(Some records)
===

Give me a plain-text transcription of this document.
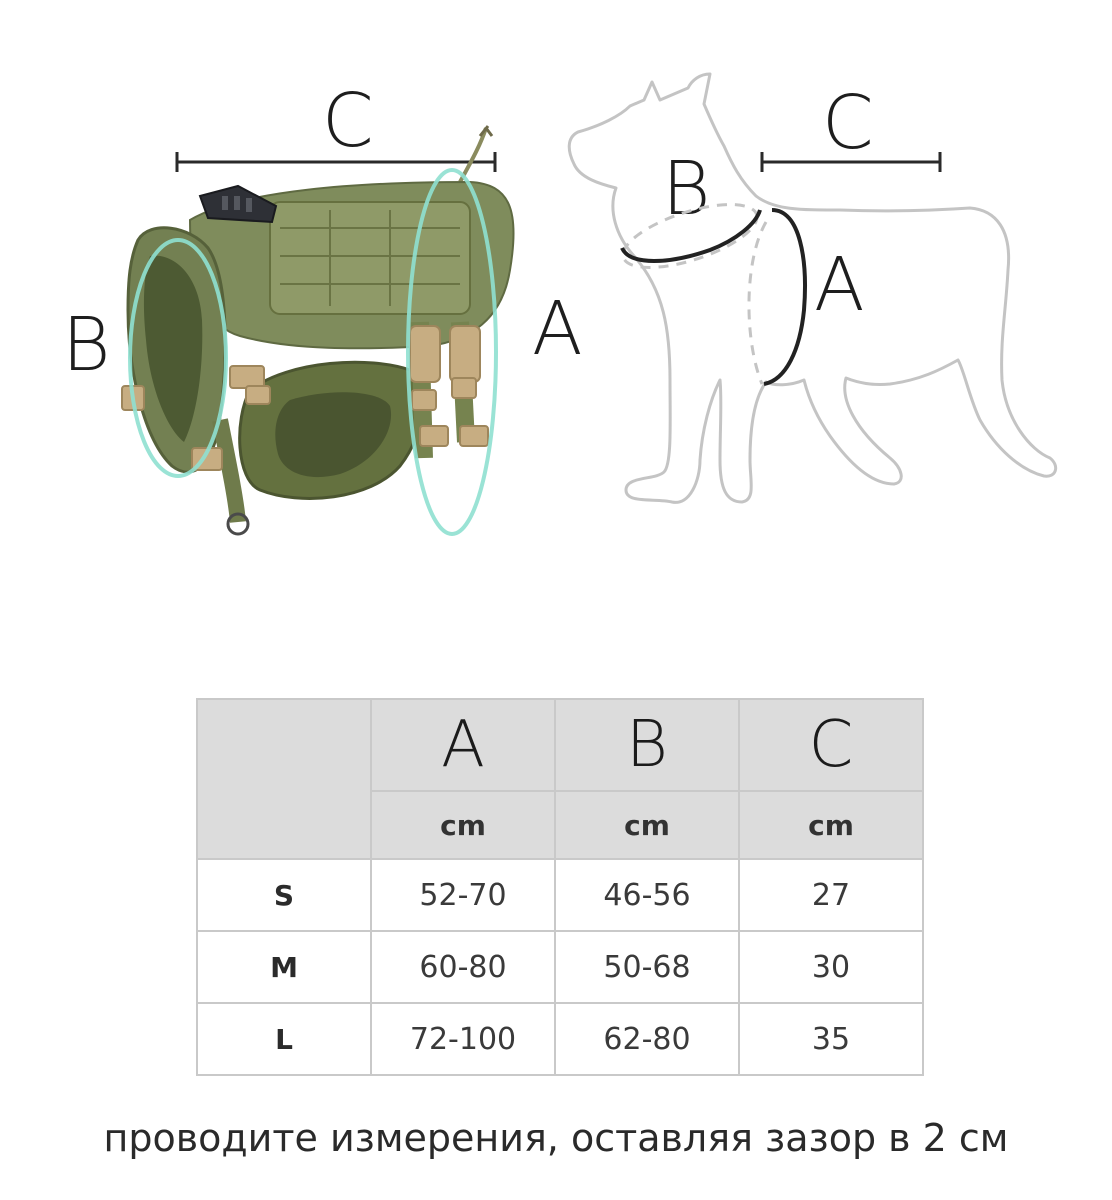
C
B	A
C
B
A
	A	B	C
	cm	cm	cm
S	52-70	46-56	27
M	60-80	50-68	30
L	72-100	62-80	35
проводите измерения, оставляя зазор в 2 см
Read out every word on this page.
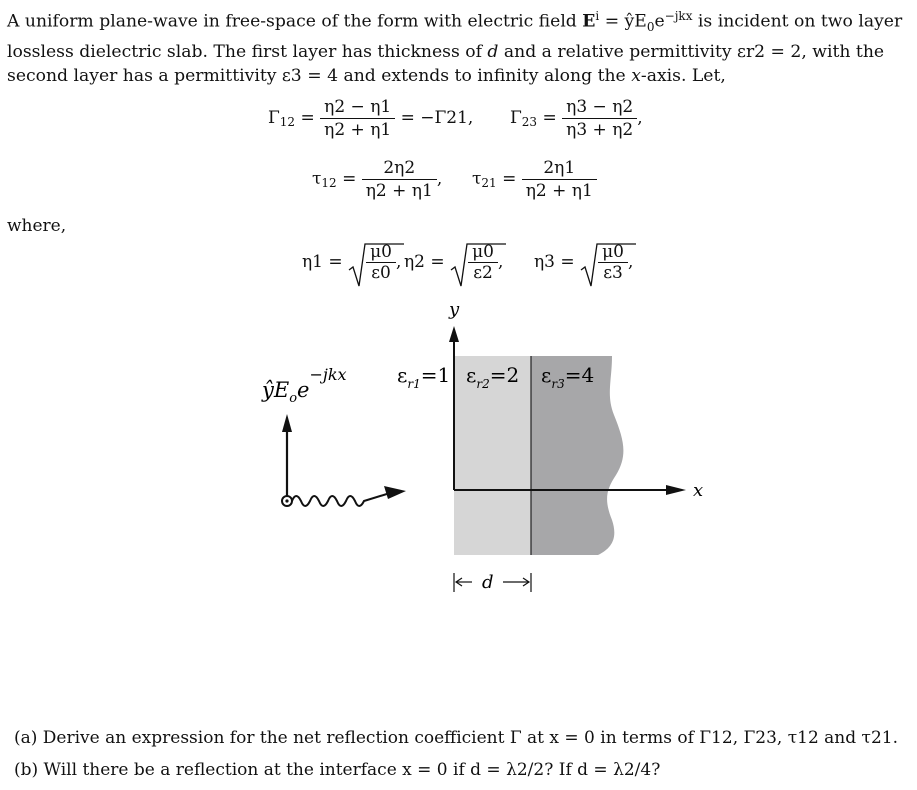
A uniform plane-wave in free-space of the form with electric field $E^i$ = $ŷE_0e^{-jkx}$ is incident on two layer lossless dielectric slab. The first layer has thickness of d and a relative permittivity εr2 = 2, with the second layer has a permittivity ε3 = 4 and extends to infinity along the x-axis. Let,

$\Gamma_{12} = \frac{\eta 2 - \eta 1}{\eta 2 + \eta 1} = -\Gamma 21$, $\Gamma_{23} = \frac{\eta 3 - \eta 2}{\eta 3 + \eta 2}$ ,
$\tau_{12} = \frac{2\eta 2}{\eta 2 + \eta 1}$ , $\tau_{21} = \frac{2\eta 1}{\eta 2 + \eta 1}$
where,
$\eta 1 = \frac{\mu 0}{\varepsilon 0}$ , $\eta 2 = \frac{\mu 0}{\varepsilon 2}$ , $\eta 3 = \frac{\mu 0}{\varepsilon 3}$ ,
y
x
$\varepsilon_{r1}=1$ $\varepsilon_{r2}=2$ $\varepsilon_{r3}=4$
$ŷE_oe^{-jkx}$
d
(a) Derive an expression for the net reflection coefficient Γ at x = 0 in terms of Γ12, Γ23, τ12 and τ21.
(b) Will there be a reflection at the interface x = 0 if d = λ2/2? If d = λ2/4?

===

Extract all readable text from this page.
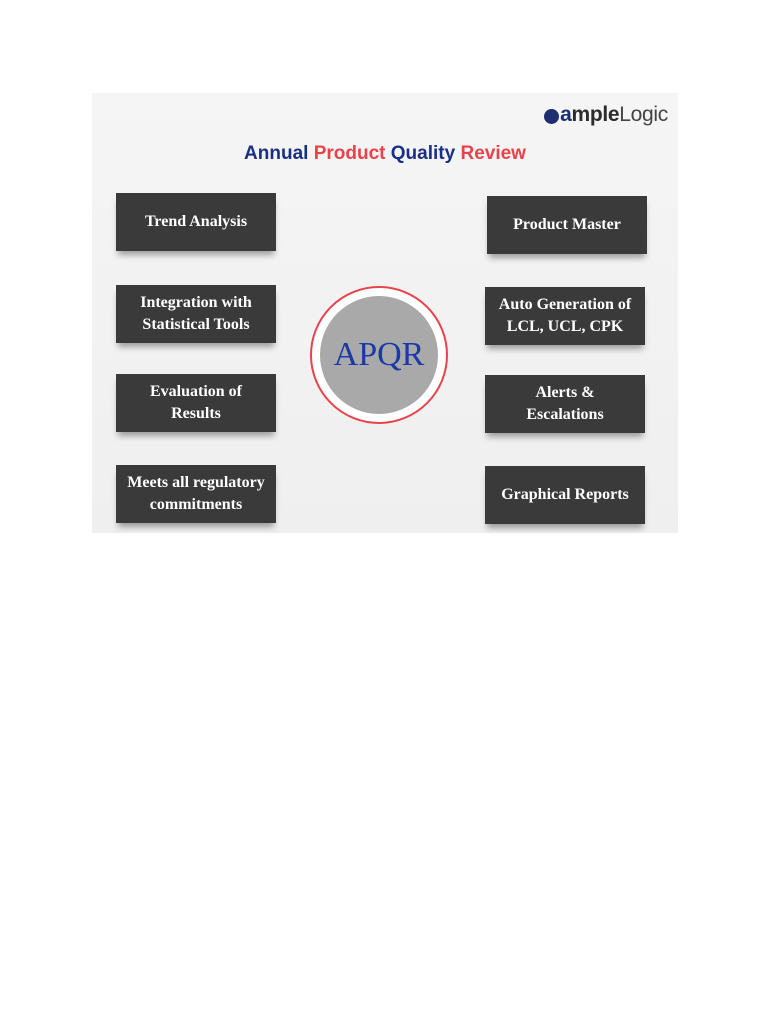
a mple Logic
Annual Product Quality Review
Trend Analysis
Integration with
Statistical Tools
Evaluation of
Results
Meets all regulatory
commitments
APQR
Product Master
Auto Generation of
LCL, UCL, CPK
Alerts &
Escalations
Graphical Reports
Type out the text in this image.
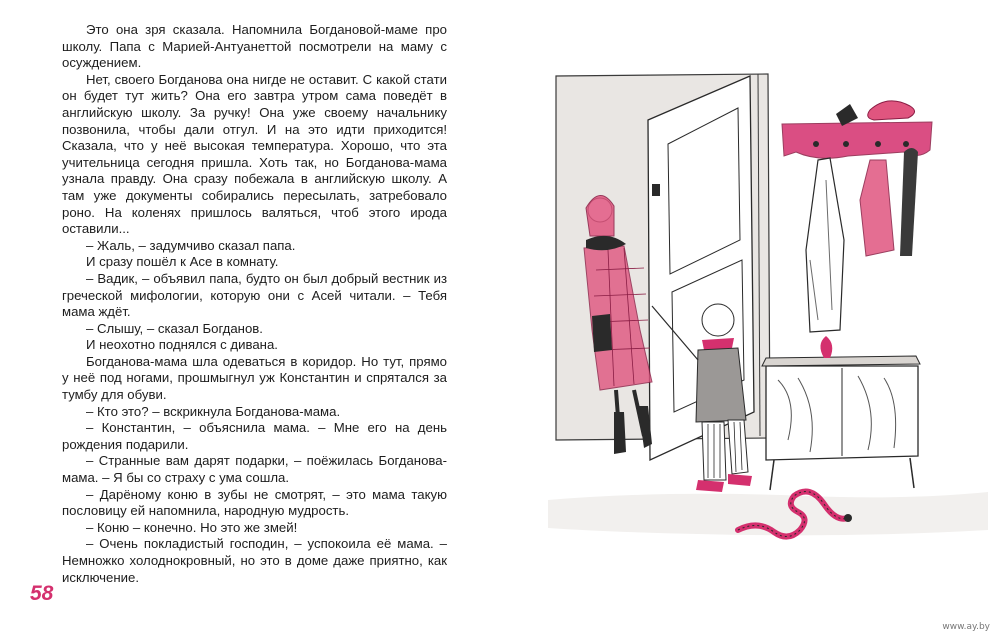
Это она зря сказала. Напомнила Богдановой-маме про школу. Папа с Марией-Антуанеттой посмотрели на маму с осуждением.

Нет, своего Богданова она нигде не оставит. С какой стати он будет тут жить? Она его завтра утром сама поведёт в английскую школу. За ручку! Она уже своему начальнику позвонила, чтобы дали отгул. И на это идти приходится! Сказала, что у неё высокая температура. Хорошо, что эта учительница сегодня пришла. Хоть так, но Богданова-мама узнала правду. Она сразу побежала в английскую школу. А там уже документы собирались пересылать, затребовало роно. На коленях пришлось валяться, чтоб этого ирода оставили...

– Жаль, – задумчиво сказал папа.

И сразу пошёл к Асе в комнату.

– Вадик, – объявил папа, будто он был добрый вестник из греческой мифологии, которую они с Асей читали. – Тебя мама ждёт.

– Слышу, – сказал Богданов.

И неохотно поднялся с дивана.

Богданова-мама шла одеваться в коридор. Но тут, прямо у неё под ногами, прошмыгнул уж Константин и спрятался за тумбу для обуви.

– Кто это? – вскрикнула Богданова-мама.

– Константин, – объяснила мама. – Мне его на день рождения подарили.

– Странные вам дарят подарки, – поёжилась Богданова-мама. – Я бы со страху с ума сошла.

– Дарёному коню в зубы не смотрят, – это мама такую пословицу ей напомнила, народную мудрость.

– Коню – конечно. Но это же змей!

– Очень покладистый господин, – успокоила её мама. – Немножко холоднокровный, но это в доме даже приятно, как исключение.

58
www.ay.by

===

### REQUIRED TASK
Give the number of lines that hold the word "text" in these records, with nothing added.

### SOLUTION TO THE EXERCISE
3